----- Record extracts

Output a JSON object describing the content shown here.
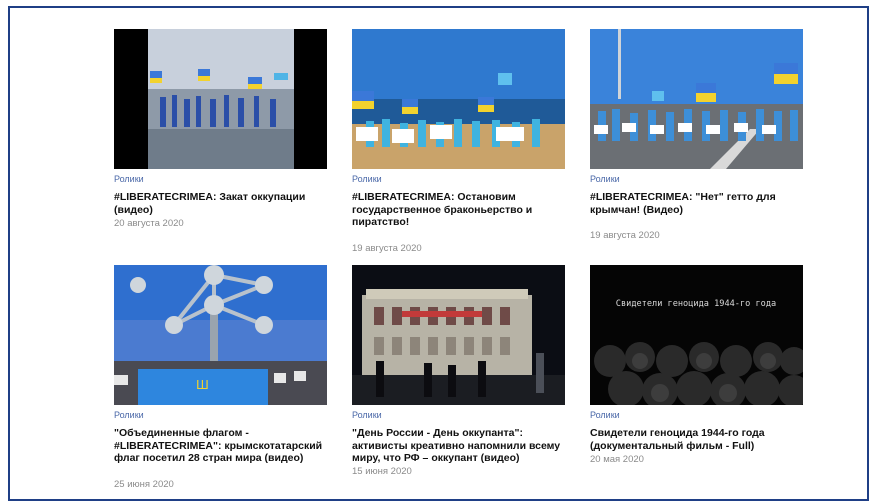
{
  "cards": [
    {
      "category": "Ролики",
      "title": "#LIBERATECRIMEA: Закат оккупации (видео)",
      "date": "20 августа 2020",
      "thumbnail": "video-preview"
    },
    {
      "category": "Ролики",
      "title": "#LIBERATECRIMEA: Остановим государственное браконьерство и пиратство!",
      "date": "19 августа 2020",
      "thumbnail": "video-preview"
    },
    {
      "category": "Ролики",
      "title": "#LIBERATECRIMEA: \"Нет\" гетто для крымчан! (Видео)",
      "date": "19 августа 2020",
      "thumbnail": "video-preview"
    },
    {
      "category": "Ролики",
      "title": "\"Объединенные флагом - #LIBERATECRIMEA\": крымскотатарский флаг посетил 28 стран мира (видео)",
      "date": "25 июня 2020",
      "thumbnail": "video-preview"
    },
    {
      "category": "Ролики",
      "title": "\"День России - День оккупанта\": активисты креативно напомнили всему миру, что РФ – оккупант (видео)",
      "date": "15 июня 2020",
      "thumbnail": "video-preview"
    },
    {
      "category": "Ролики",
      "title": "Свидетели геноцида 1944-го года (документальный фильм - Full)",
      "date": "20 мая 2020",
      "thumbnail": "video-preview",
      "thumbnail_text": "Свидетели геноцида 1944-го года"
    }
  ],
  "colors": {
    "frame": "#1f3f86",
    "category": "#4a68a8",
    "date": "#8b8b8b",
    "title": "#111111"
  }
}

----------
----- Record extracts

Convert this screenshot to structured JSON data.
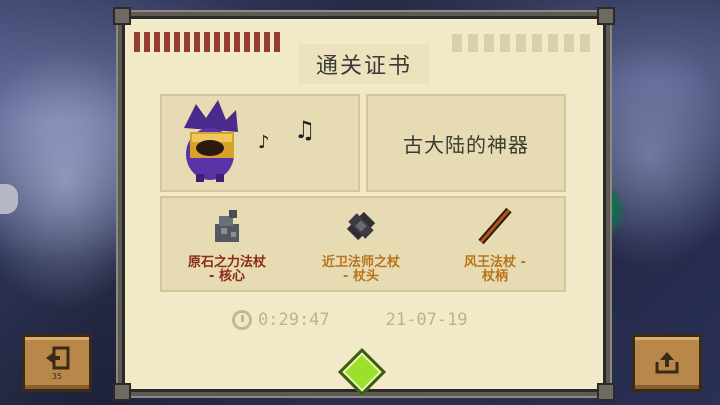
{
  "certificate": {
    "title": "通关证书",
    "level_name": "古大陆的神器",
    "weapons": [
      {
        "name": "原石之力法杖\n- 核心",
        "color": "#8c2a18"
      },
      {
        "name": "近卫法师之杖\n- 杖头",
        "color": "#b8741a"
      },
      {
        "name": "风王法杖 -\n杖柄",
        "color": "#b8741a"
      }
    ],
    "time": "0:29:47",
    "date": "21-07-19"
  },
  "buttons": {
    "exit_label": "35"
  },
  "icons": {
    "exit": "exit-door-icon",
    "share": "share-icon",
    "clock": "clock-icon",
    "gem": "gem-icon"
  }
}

----------

Do this: Identify the lines that contain the string "LIBERATECRIMEA", and copy every one of them.

Task output:
      "title": "#LIBERATECRIMEA: Закат оккупации (видео)",
      "title": "#LIBERATECRIMEA: Остановим государственное браконьерство и пиратство!",
      "title": "#LIBERATECRIMEA: \"Нет\" гетто для крымчан! (Видео)",
      "title": "\"Объединенные флагом - #LIBERATECRIMEA\": крымскотатарский флаг посетил 28 стран мира (видео)",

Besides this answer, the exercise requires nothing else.